Given request — Repeat every line of the material below word for word, leaving out the pictures.

————

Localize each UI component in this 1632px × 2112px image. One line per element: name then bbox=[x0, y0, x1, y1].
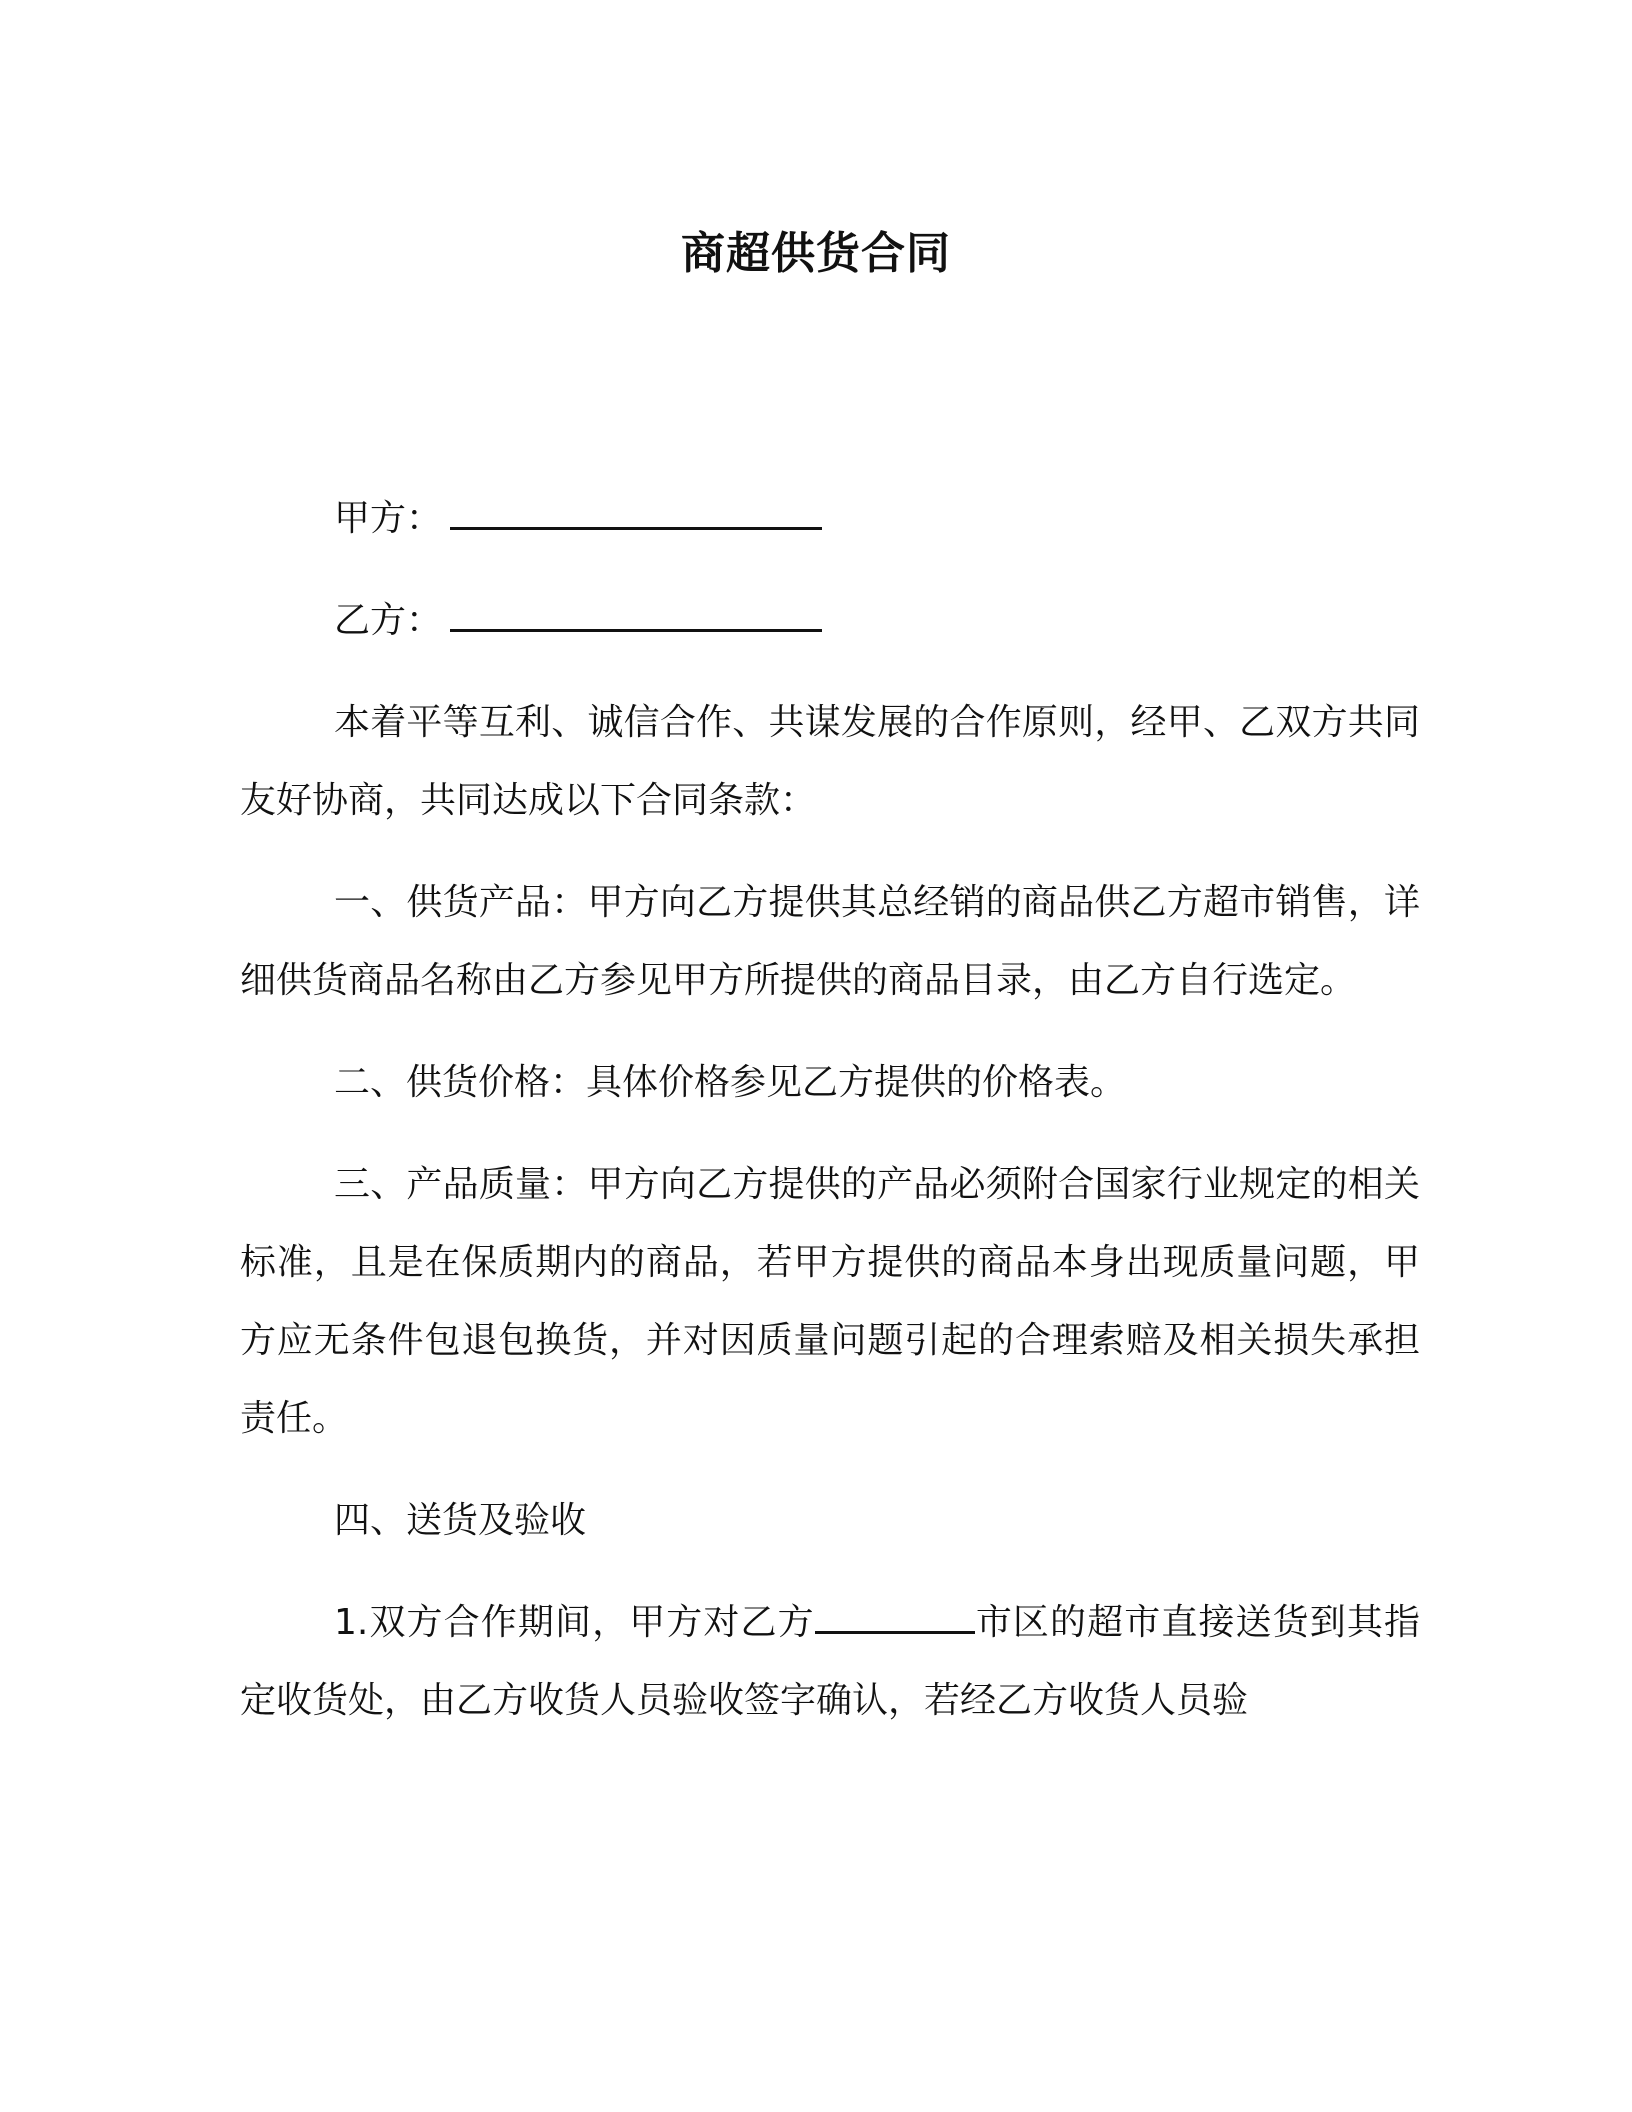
party-b-label: 乙方： bbox=[334, 600, 443, 641]
city-blank bbox=[815, 1601, 975, 1634]
intro-paragraph: 本着平等互利、诚信合作、共谋发展的合作原则，经甲、乙双方共同友好协商，共同达成以下合同条款： bbox=[240, 702, 1420, 821]
clause-1: 一、供货产品：甲方向乙方提供其总经销的商品供乙方超市销售，详细供货商品名称由乙方参见甲方所提供的商品目录，由乙方自行选定。 bbox=[240, 882, 1420, 1001]
party-b-blank bbox=[450, 599, 822, 632]
document-title: 商超供货合同 bbox=[681, 228, 951, 279]
clause-4-1-before-blank: 1.双方合作期间，甲方对乙方 bbox=[334, 1602, 815, 1643]
party-a-line bbox=[240, 480, 1420, 558]
clause-4-1 bbox=[240, 1584, 1420, 1740]
clause-4-1-after-blank: 市区的超市直接送货到其指定收货处，由乙方收货人员验收签字确认，若经乙方收货人员验 bbox=[240, 1602, 1420, 1721]
clause-3: 三、产品质量：甲方向乙方提供的产品必须附合国家行业规定的相关标准，且是在保质期内的商品，若甲方提供的商品本身出现质量问题，甲方应无条件包退包换货，并对因质量问题引起的合理索赔及相关损失承担责任。 bbox=[240, 1164, 1420, 1439]
clause-2: 二、供货价格：具体价格参见乙方提供的价格表。 bbox=[334, 1062, 1127, 1103]
party-a-blank bbox=[450, 497, 822, 530]
party-b-line bbox=[240, 582, 1420, 660]
clause-4-heading: 四、送货及验收 bbox=[334, 1500, 587, 1541]
party-a-label: 甲方： bbox=[334, 498, 443, 539]
contract-body bbox=[240, 480, 1420, 1764]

————

Solution to this exercise —
Localize each UI component in this 1632px × 2112px image. One line per element: name then bbox=[x0, y0, x1, y1].
party-b-label: 乙方： bbox=[334, 600, 443, 641]
city-blank bbox=[815, 1601, 975, 1634]
intro-paragraph: 本着平等互利、诚信合作、共谋发展的合作原则，经甲、乙双方共同友好协商，共同达成以下合同条款： bbox=[240, 702, 1420, 821]
clause-1: 一、供货产品：甲方向乙方提供其总经销的商品供乙方超市销售，详细供货商品名称由乙方参见甲方所提供的商品目录，由乙方自行选定。 bbox=[240, 882, 1420, 1001]
party-b-blank bbox=[450, 599, 822, 632]
document-title: 商超供货合同 bbox=[681, 228, 951, 279]
clause-4-1-before-blank: 1.双方合作期间，甲方对乙方 bbox=[334, 1602, 815, 1643]
party-a-line bbox=[240, 480, 1420, 558]
clause-4-1 bbox=[240, 1584, 1420, 1740]
clause-4-1-after-blank: 市区的超市直接送货到其指定收货处，由乙方收货人员验收签字确认，若经乙方收货人员验 bbox=[240, 1602, 1420, 1721]
clause-3: 三、产品质量：甲方向乙方提供的产品必须附合国家行业规定的相关标准，且是在保质期内的商品，若甲方提供的商品本身出现质量问题，甲方应无条件包退包换货，并对因质量问题引起的合理索赔及相关损失承担责任。 bbox=[240, 1164, 1420, 1439]
clause-2: 二、供货价格：具体价格参见乙方提供的价格表。 bbox=[334, 1062, 1127, 1103]
party-a-blank bbox=[450, 497, 822, 530]
party-b-line bbox=[240, 582, 1420, 660]
clause-4-heading: 四、送货及验收 bbox=[334, 1500, 587, 1541]
party-a-label: 甲方： bbox=[334, 498, 443, 539]
contract-body bbox=[240, 480, 1420, 1764]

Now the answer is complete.